>>>

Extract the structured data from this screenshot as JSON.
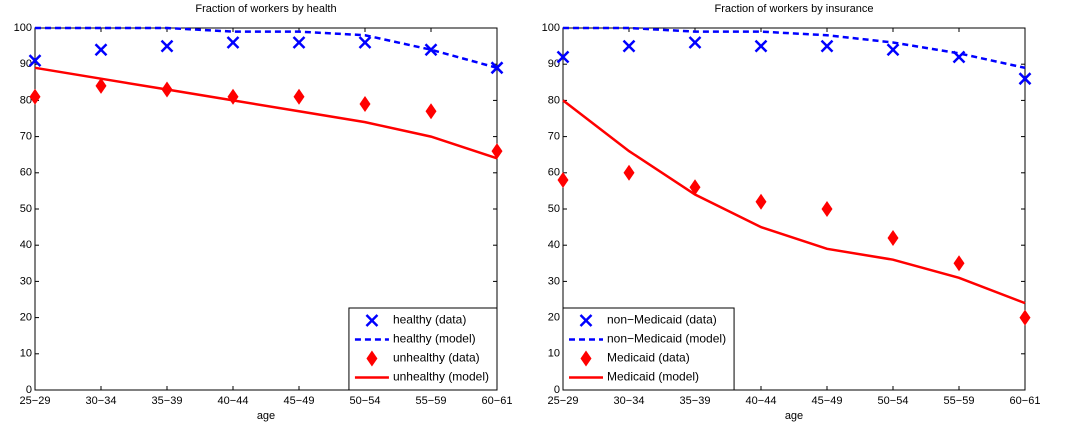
{
  "chart_data": [
    {
      "type": "line",
      "title": "Fraction of workers by health",
      "x_label": "age",
      "categories": [
        "25−29",
        "30−34",
        "35−39",
        "40−44",
        "45−49",
        "50−54",
        "55−59",
        "60−61"
      ],
      "ylim": [
        0,
        100
      ],
      "yticks": [
        0,
        10,
        20,
        30,
        40,
        50,
        60,
        70,
        80,
        90,
        100
      ],
      "legend": "lower right",
      "series": [
        {
          "name": "healthy (data)",
          "color": "#0000ff",
          "marker": "x",
          "values": [
            91,
            94,
            95,
            96,
            96,
            96,
            94,
            89
          ]
        },
        {
          "name": "healthy (model)",
          "color": "#0000ff",
          "line": "dashed",
          "values": [
            100,
            100,
            100,
            99,
            99,
            98,
            94,
            89
          ]
        },
        {
          "name": "unhealthy (data)",
          "color": "#ff0000",
          "marker": "diamond",
          "values": [
            81,
            84,
            83,
            81,
            81,
            79,
            77,
            66
          ]
        },
        {
          "name": "unhealthy (model)",
          "color": "#ff0000",
          "line": "solid",
          "values": [
            89,
            86,
            83,
            80,
            77,
            74,
            70,
            64
          ]
        }
      ]
    },
    {
      "type": "line",
      "title": "Fraction of workers by insurance",
      "x_label": "age",
      "categories": [
        "25−29",
        "30−34",
        "35−39",
        "40−44",
        "45−49",
        "50−54",
        "55−59",
        "60−61"
      ],
      "ylim": [
        0,
        100
      ],
      "yticks": [
        0,
        10,
        20,
        30,
        40,
        50,
        60,
        70,
        80,
        90,
        100
      ],
      "legend": "lower left",
      "series": [
        {
          "name": "non−Medicaid (data)",
          "color": "#0000ff",
          "marker": "x",
          "values": [
            92,
            95,
            96,
            95,
            95,
            94,
            92,
            86
          ]
        },
        {
          "name": "non−Medicaid (model)",
          "color": "#0000ff",
          "line": "dashed",
          "values": [
            100,
            100,
            99,
            99,
            98,
            96,
            93,
            89
          ]
        },
        {
          "name": "Medicaid (data)",
          "color": "#ff0000",
          "marker": "diamond",
          "values": [
            58,
            60,
            56,
            52,
            50,
            42,
            35,
            20
          ]
        },
        {
          "name": "Medicaid (model)",
          "color": "#ff0000",
          "line": "solid",
          "values": [
            80,
            66,
            54,
            45,
            39,
            36,
            31,
            24
          ]
        }
      ]
    }
  ]
}
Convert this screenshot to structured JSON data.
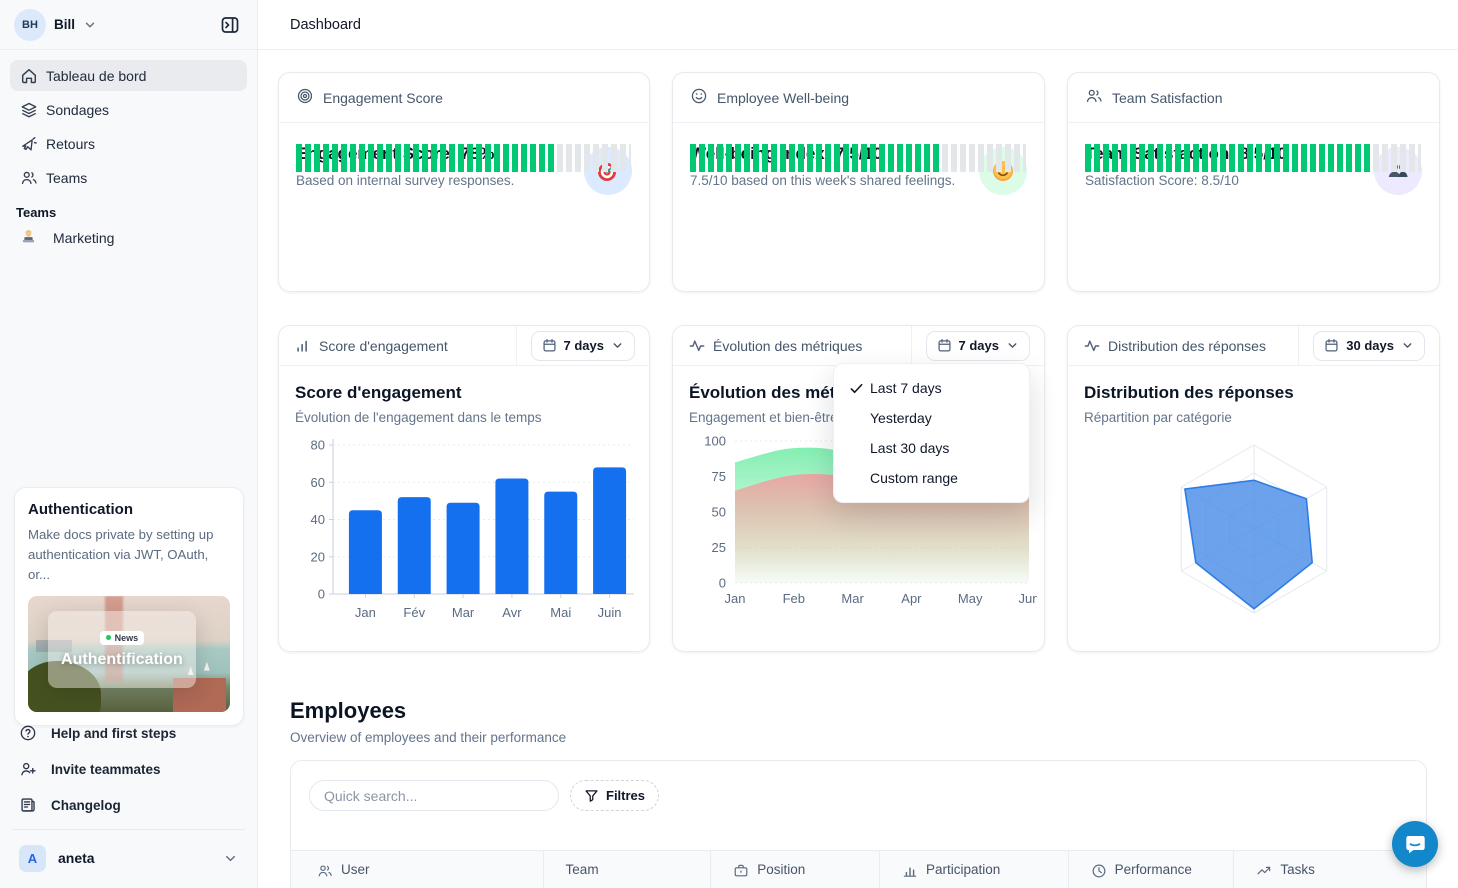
{
  "sidebar": {
    "user": {
      "initials": "BH",
      "name": "Bill"
    },
    "nav": [
      {
        "icon": "home",
        "label": "Tableau de bord",
        "active": true
      },
      {
        "icon": "layers",
        "label": "Sondages",
        "active": false
      },
      {
        "icon": "megaphone",
        "label": "Retours",
        "active": false
      },
      {
        "icon": "users",
        "label": "Teams",
        "active": false
      }
    ],
    "teams_section": {
      "label": "Teams",
      "items": [
        {
          "icon": "technologist-emoji",
          "label": "Marketing"
        }
      ]
    },
    "promo_card": {
      "title": "Authentication",
      "description": "Make docs private by setting up authentication via JWT, OAuth, or...",
      "badge": "News",
      "image_caption": "Authentification"
    },
    "footer": [
      {
        "icon": "help-circle",
        "label": "Help and first steps"
      },
      {
        "icon": "user-plus",
        "label": "Invite teammates"
      },
      {
        "icon": "changelog",
        "label": "Changelog"
      }
    ],
    "workspace": {
      "initial": "A",
      "name": "aneta"
    }
  },
  "header": {
    "title": "Dashboard"
  },
  "stats": [
    {
      "header": "Engagement Score",
      "header_icon": "target",
      "title": "Engagement Score: 78%",
      "subtitle": "Based on internal survey responses.",
      "emoji": "dart-target",
      "badge_bg": "#dbeafe",
      "progress_pct": 78,
      "progress_color": "#02c873"
    },
    {
      "header": "Employee Well-being",
      "header_icon": "smile",
      "title": "Well-being Index: 7.5/10",
      "subtitle": "7.5/10 based on this week's shared feelings.",
      "emoji": "smiling-face",
      "badge_bg": "#dcfce7",
      "progress_pct": 75,
      "progress_color": "#02c873"
    },
    {
      "header": "Team Satisfaction",
      "header_icon": "users",
      "title": "Team Satisfaction: 8.5/10",
      "subtitle": "Satisfaction Score: 8.5/10",
      "emoji": "two-busts",
      "badge_bg": "#ede9fe",
      "progress_pct": 85,
      "progress_color": "#02c873"
    }
  ],
  "charts": [
    {
      "header": "Score d'engagement",
      "header_icon": "bar-chart",
      "range_label": "7 days",
      "title": "Score d'engagement",
      "subtitle": "Évolution de l'engagement dans le temps"
    },
    {
      "header": "Évolution des métriques",
      "header_icon": "activity",
      "range_label": "7 days",
      "title": "Évolution des métriques",
      "subtitle": "Engagement et bien-être"
    },
    {
      "header": "Distribution des réponses",
      "header_icon": "activity",
      "range_label": "30 days",
      "title": "Distribution des réponses",
      "subtitle": "Répartition par catégorie"
    }
  ],
  "dropdown": {
    "items": [
      {
        "label": "Last 7 days",
        "checked": true
      },
      {
        "label": "Yesterday",
        "checked": false
      },
      {
        "label": "Last 30 days",
        "checked": false
      },
      {
        "label": "Custom range",
        "checked": false
      }
    ]
  },
  "employees": {
    "title": "Employees",
    "subtitle": "Overview of employees and their performance",
    "search_placeholder": "Quick search...",
    "filters_label": "Filtres",
    "columns": [
      {
        "icon": "users",
        "label": "User"
      },
      {
        "icon": "",
        "label": "Team"
      },
      {
        "icon": "briefcase",
        "label": "Position"
      },
      {
        "icon": "bar-chart",
        "label": "Participation"
      },
      {
        "icon": "clock",
        "label": "Performance"
      },
      {
        "icon": "trending-up",
        "label": "Tasks"
      }
    ]
  },
  "chart_data": [
    {
      "type": "bar",
      "title": "Score d'engagement",
      "categories": [
        "Jan",
        "Fév",
        "Mar",
        "Avr",
        "Mai",
        "Juin"
      ],
      "values": [
        45,
        52,
        49,
        62,
        55,
        68
      ],
      "ylim": [
        0,
        80
      ],
      "yticks": [
        0,
        20,
        40,
        60,
        80
      ],
      "bar_color": "#1570ef",
      "grid": true,
      "legend": "none"
    },
    {
      "type": "area",
      "title": "Évolution des métriques",
      "x": [
        "Jan",
        "Feb",
        "Mar",
        "Apr",
        "May",
        "Jun"
      ],
      "series": [
        {
          "name": "engagement",
          "color": "#7deead",
          "values": [
            85,
            95,
            90,
            62,
            68,
            65
          ]
        },
        {
          "name": "bien-être",
          "color": "#eda2a2",
          "values": [
            65,
            76,
            74,
            60,
            63,
            63
          ]
        }
      ],
      "ylim": [
        0,
        100
      ],
      "yticks": [
        0,
        25,
        50,
        75,
        100
      ],
      "grid": true,
      "legend": "none"
    },
    {
      "type": "radar",
      "title": "Distribution des réponses",
      "axes": 6,
      "max": 100,
      "grid_levels": 3,
      "values": [
        58,
        72,
        80,
        95,
        80,
        95
      ],
      "fill_color": "#478be6",
      "stroke_color": "#2e7ce4"
    }
  ]
}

<<<

Lines that include the word "screenshot" are to be extracted from the data above.

Extract the structured data from this screenshot as JSON.
Convert this screenshot to structured JSON data.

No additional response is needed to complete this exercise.